§ **Data shown**:
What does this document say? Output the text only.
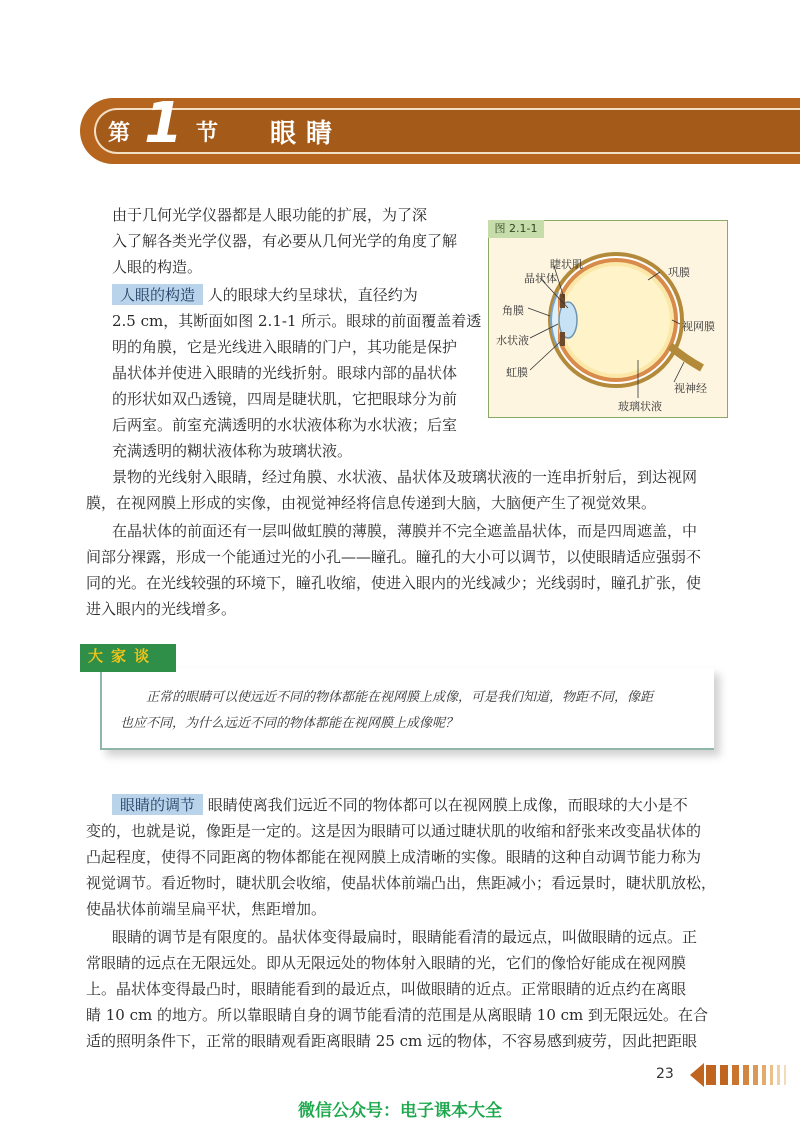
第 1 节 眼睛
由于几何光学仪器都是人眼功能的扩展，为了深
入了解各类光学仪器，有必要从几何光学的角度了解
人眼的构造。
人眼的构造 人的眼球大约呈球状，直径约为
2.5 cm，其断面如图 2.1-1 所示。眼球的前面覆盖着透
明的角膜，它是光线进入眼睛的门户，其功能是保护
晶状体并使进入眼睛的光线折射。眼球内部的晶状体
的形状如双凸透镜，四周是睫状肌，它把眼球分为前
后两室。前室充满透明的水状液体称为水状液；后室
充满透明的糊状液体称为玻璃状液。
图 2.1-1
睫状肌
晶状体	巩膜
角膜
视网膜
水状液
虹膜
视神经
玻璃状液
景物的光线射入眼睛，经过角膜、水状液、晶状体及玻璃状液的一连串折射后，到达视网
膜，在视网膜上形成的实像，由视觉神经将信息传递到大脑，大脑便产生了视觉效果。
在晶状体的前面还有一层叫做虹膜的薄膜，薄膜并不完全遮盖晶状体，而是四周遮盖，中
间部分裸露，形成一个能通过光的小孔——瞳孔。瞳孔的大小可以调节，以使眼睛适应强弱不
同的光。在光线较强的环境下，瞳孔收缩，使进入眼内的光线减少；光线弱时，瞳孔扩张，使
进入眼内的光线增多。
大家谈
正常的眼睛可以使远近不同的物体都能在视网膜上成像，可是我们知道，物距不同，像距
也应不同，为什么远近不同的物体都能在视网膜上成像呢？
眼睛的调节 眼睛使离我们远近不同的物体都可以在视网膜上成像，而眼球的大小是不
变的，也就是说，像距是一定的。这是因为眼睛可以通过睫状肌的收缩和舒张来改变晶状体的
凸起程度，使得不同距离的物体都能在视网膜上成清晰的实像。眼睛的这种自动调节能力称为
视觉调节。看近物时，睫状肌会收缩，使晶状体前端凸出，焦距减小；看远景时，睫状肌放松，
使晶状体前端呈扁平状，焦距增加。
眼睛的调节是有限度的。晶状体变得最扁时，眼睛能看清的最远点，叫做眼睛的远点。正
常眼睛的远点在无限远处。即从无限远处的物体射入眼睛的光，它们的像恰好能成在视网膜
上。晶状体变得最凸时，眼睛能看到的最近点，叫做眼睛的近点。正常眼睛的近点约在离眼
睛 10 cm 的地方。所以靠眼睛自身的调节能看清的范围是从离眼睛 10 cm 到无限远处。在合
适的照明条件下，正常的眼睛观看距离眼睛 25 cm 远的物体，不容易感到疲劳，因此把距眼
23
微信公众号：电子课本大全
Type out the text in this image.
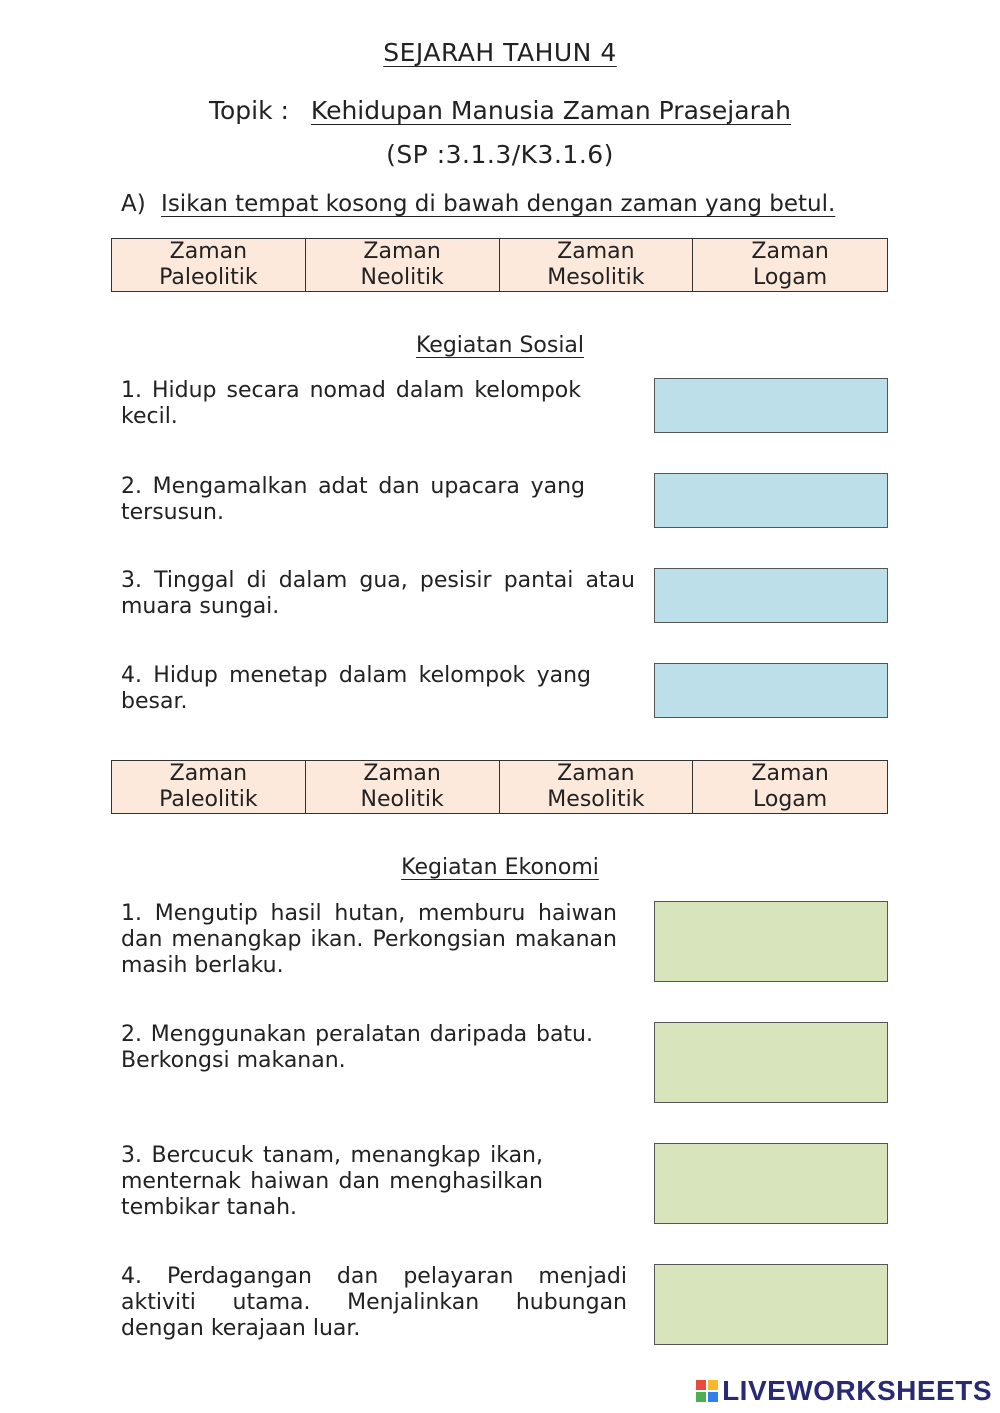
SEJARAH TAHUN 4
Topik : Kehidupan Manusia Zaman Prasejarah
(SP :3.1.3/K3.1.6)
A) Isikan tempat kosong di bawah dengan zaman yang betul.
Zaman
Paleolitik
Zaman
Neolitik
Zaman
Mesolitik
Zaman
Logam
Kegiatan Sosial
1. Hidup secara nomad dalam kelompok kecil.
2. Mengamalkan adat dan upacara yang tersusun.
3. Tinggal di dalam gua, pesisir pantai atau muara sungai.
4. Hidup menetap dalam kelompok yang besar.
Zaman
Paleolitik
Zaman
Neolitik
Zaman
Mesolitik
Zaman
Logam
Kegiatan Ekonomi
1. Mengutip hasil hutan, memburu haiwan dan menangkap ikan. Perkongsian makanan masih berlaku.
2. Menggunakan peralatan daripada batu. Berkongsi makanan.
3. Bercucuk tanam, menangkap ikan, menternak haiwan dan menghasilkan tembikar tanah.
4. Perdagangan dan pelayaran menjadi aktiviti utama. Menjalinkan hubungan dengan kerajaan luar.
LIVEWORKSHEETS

§ **What you should do**: Each record above should come back exactly the same, only without its pictures.

§ **Solution below**:
What does this document say? Output the text only.
第 1 节 眼睛
由于几何光学仪器都是人眼功能的扩展，为了深
入了解各类光学仪器，有必要从几何光学的角度了解
人眼的构造。
人眼的构造 人的眼球大约呈球状，直径约为
2.5 cm，其断面如图 2.1-1 所示。眼球的前面覆盖着透
明的角膜，它是光线进入眼睛的门户，其功能是保护
晶状体并使进入眼睛的光线折射。眼球内部的晶状体
的形状如双凸透镜，四周是睫状肌，它把眼球分为前
后两室。前室充满透明的水状液体称为水状液；后室
充满透明的糊状液体称为玻璃状液。
图 2.1-1
睫状肌
晶状体	巩膜
角膜
视网膜
水状液
虹膜
视神经
玻璃状液
景物的光线射入眼睛，经过角膜、水状液、晶状体及玻璃状液的一连串折射后，到达视网
膜，在视网膜上形成的实像，由视觉神经将信息传递到大脑，大脑便产生了视觉效果。
在晶状体的前面还有一层叫做虹膜的薄膜，薄膜并不完全遮盖晶状体，而是四周遮盖，中
间部分裸露，形成一个能通过光的小孔——瞳孔。瞳孔的大小可以调节，以使眼睛适应强弱不
同的光。在光线较强的环境下，瞳孔收缩，使进入眼内的光线减少；光线弱时，瞳孔扩张，使
进入眼内的光线增多。
大家谈
正常的眼睛可以使远近不同的物体都能在视网膜上成像，可是我们知道，物距不同，像距
也应不同，为什么远近不同的物体都能在视网膜上成像呢？
眼睛的调节 眼睛使离我们远近不同的物体都可以在视网膜上成像，而眼球的大小是不
变的，也就是说，像距是一定的。这是因为眼睛可以通过睫状肌的收缩和舒张来改变晶状体的
凸起程度，使得不同距离的物体都能在视网膜上成清晰的实像。眼睛的这种自动调节能力称为
视觉调节。看近物时，睫状肌会收缩，使晶状体前端凸出，焦距减小；看远景时，睫状肌放松，
使晶状体前端呈扁平状，焦距增加。
眼睛的调节是有限度的。晶状体变得最扁时，眼睛能看清的最远点，叫做眼睛的远点。正
常眼睛的远点在无限远处。即从无限远处的物体射入眼睛的光，它们的像恰好能成在视网膜
上。晶状体变得最凸时，眼睛能看到的最近点，叫做眼睛的近点。正常眼睛的近点约在离眼
睛 10 cm 的地方。所以靠眼睛自身的调节能看清的范围是从离眼睛 10 cm 到无限远处。在合
适的照明条件下，正常的眼睛观看距离眼睛 25 cm 远的物体，不容易感到疲劳，因此把距眼
23
微信公众号：电子课本大全
Type out the text in this image.
SEJARAH TAHUN 4
Topik : Kehidupan Manusia Zaman Prasejarah
(SP :3.1.3/K3.1.6)
A) Isikan tempat kosong di bawah dengan zaman yang betul.
Zaman
Paleolitik
Zaman
Neolitik
Zaman
Mesolitik
Zaman
Logam
Kegiatan Sosial
1. Hidup secara nomad dalam kelompok kecil.
2. Mengamalkan adat dan upacara yang tersusun.
3. Tinggal di dalam gua, pesisir pantai atau muara sungai.
4. Hidup menetap dalam kelompok yang besar.
Zaman
Paleolitik
Zaman
Neolitik
Zaman
Mesolitik
Zaman
Logam
Kegiatan Ekonomi
1. Mengutip hasil hutan, memburu haiwan dan menangkap ikan. Perkongsian makanan masih berlaku.
2. Menggunakan peralatan daripada batu. Berkongsi makanan.
3. Bercucuk tanam, menangkap ikan, menternak haiwan dan menghasilkan tembikar tanah.
4. Perdagangan dan pelayaran menjadi aktiviti utama. Menjalinkan hubungan dengan kerajaan luar.
LIVEWORKSHEETS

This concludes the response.